DATASET CONTENT
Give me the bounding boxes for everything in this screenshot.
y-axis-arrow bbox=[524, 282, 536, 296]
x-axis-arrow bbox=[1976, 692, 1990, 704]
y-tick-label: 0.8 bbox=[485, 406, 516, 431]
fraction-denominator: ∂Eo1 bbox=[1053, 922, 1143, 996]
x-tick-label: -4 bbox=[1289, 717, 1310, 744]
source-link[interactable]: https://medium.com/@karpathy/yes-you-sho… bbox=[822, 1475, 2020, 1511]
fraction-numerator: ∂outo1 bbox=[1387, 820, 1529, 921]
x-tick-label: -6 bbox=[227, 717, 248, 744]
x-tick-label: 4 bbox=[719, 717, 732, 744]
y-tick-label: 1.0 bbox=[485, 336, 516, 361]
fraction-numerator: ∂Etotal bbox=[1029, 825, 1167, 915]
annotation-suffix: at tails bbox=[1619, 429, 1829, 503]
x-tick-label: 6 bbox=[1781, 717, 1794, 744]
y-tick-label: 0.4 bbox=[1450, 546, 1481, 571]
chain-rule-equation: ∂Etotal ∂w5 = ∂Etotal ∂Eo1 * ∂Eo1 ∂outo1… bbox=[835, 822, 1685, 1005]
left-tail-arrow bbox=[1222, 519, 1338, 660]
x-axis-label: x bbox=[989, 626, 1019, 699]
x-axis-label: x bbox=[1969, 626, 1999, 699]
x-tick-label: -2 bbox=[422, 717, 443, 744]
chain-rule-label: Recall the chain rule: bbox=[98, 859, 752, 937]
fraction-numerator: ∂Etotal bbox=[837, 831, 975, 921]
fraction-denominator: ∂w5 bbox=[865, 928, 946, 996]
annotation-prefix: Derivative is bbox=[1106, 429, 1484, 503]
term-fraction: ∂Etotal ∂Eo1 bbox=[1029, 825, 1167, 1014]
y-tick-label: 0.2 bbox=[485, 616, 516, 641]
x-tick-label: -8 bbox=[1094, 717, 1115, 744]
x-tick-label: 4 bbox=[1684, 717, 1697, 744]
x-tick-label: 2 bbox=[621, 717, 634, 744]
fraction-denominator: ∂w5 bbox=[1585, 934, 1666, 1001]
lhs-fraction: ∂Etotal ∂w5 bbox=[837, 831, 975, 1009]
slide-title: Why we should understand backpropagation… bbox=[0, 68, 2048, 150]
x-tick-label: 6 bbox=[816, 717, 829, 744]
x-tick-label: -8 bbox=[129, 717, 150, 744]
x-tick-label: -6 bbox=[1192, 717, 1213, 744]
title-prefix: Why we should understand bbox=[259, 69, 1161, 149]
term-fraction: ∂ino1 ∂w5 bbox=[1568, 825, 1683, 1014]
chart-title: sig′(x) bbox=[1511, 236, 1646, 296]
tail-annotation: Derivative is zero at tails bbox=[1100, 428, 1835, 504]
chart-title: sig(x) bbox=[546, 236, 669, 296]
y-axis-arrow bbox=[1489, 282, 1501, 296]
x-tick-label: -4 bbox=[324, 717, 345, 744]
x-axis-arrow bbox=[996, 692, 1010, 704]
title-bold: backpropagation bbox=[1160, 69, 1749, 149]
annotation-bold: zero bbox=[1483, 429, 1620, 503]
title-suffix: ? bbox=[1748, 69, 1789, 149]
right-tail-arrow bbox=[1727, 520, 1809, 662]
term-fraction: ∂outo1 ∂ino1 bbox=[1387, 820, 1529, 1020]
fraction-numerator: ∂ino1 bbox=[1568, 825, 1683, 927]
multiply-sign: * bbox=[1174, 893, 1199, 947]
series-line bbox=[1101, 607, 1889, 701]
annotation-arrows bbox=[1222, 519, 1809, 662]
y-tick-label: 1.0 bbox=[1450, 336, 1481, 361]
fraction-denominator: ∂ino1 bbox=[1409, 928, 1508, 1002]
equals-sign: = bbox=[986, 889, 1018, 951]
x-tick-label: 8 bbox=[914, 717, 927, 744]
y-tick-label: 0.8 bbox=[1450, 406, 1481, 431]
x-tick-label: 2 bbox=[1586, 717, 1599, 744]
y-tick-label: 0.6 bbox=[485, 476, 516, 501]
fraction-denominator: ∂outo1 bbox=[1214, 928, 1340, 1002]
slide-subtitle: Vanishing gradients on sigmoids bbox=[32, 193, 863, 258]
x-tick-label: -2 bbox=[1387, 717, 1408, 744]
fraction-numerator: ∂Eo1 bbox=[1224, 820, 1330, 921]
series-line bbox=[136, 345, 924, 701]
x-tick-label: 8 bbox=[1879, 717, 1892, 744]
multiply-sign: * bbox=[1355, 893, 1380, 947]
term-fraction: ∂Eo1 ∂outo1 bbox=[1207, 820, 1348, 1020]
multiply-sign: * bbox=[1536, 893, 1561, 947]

TASK
Can you pull out every line of the material above and reproduce each one unchanged, character for character?

SOLUTION TO THIS PROBLEM
Give me the bounding boxes for everything in this screenshot.
y-axis-arrow bbox=[524, 282, 536, 296]
x-axis-arrow bbox=[1976, 692, 1990, 704]
y-tick-label: 0.8 bbox=[485, 406, 516, 431]
fraction-denominator: ∂Eo1 bbox=[1053, 922, 1143, 996]
x-tick-label: -4 bbox=[1289, 717, 1310, 744]
source-link[interactable]: https://medium.com/@karpathy/yes-you-sho… bbox=[822, 1475, 2020, 1511]
fraction-numerator: ∂outo1 bbox=[1387, 820, 1529, 921]
x-tick-label: -6 bbox=[227, 717, 248, 744]
x-tick-label: 4 bbox=[719, 717, 732, 744]
y-tick-label: 1.0 bbox=[485, 336, 516, 361]
fraction-numerator: ∂Etotal bbox=[1029, 825, 1167, 915]
annotation-suffix: at tails bbox=[1619, 429, 1829, 503]
x-tick-label: 6 bbox=[1781, 717, 1794, 744]
y-tick-label: 0.4 bbox=[1450, 546, 1481, 571]
chain-rule-equation: ∂Etotal ∂w5 = ∂Etotal ∂Eo1 * ∂Eo1 ∂outo1… bbox=[835, 822, 1685, 1005]
left-tail-arrow bbox=[1222, 519, 1338, 660]
x-axis-label: x bbox=[989, 626, 1019, 699]
x-axis-label: x bbox=[1969, 626, 1999, 699]
x-tick-label: -2 bbox=[422, 717, 443, 744]
chain-rule-label: Recall the chain rule: bbox=[98, 859, 752, 937]
fraction-numerator: ∂Etotal bbox=[837, 831, 975, 921]
fraction-denominator: ∂w5 bbox=[865, 928, 946, 996]
annotation-prefix: Derivative is bbox=[1106, 429, 1484, 503]
term-fraction: ∂Etotal ∂Eo1 bbox=[1029, 825, 1167, 1014]
y-tick-label: 0.2 bbox=[485, 616, 516, 641]
x-tick-label: -8 bbox=[1094, 717, 1115, 744]
x-tick-label: 4 bbox=[1684, 717, 1697, 744]
x-tick-label: 2 bbox=[621, 717, 634, 744]
fraction-denominator: ∂w5 bbox=[1585, 934, 1666, 1001]
lhs-fraction: ∂Etotal ∂w5 bbox=[837, 831, 975, 1009]
slide-title: Why we should understand backpropagation… bbox=[0, 68, 2048, 150]
x-tick-label: 6 bbox=[816, 717, 829, 744]
x-tick-label: -8 bbox=[129, 717, 150, 744]
x-tick-label: -6 bbox=[1192, 717, 1213, 744]
title-prefix: Why we should understand bbox=[259, 69, 1161, 149]
term-fraction: ∂ino1 ∂w5 bbox=[1568, 825, 1683, 1014]
chart-title: sig′(x) bbox=[1511, 236, 1646, 296]
tail-annotation: Derivative is zero at tails bbox=[1100, 428, 1835, 504]
chart-title: sig(x) bbox=[546, 236, 669, 296]
y-axis-arrow bbox=[1489, 282, 1501, 296]
x-tick-label: -4 bbox=[324, 717, 345, 744]
x-axis-arrow bbox=[996, 692, 1010, 704]
title-bold: backpropagation bbox=[1160, 69, 1749, 149]
annotation-bold: zero bbox=[1483, 429, 1620, 503]
title-suffix: ? bbox=[1748, 69, 1789, 149]
right-tail-arrow bbox=[1727, 520, 1809, 662]
term-fraction: ∂outo1 ∂ino1 bbox=[1387, 820, 1529, 1020]
fraction-numerator: ∂ino1 bbox=[1568, 825, 1683, 927]
multiply-sign: * bbox=[1174, 893, 1199, 947]
series-line bbox=[1101, 607, 1889, 701]
annotation-arrows bbox=[1222, 519, 1809, 662]
y-tick-label: 1.0 bbox=[1450, 336, 1481, 361]
fraction-denominator: ∂ino1 bbox=[1409, 928, 1508, 1002]
equals-sign: = bbox=[986, 889, 1018, 951]
x-tick-label: 8 bbox=[914, 717, 927, 744]
y-tick-label: 0.8 bbox=[1450, 406, 1481, 431]
x-tick-label: 2 bbox=[1586, 717, 1599, 744]
y-tick-label: 0.6 bbox=[485, 476, 516, 501]
fraction-denominator: ∂outo1 bbox=[1214, 928, 1340, 1002]
slide-subtitle: Vanishing gradients on sigmoids bbox=[32, 193, 863, 258]
x-tick-label: -2 bbox=[1387, 717, 1408, 744]
fraction-numerator: ∂Eo1 bbox=[1224, 820, 1330, 921]
series-line bbox=[136, 345, 924, 701]
x-tick-label: 8 bbox=[1879, 717, 1892, 744]
multiply-sign: * bbox=[1355, 893, 1380, 947]
term-fraction: ∂Eo1 ∂outo1 bbox=[1207, 820, 1348, 1020]
multiply-sign: * bbox=[1536, 893, 1561, 947]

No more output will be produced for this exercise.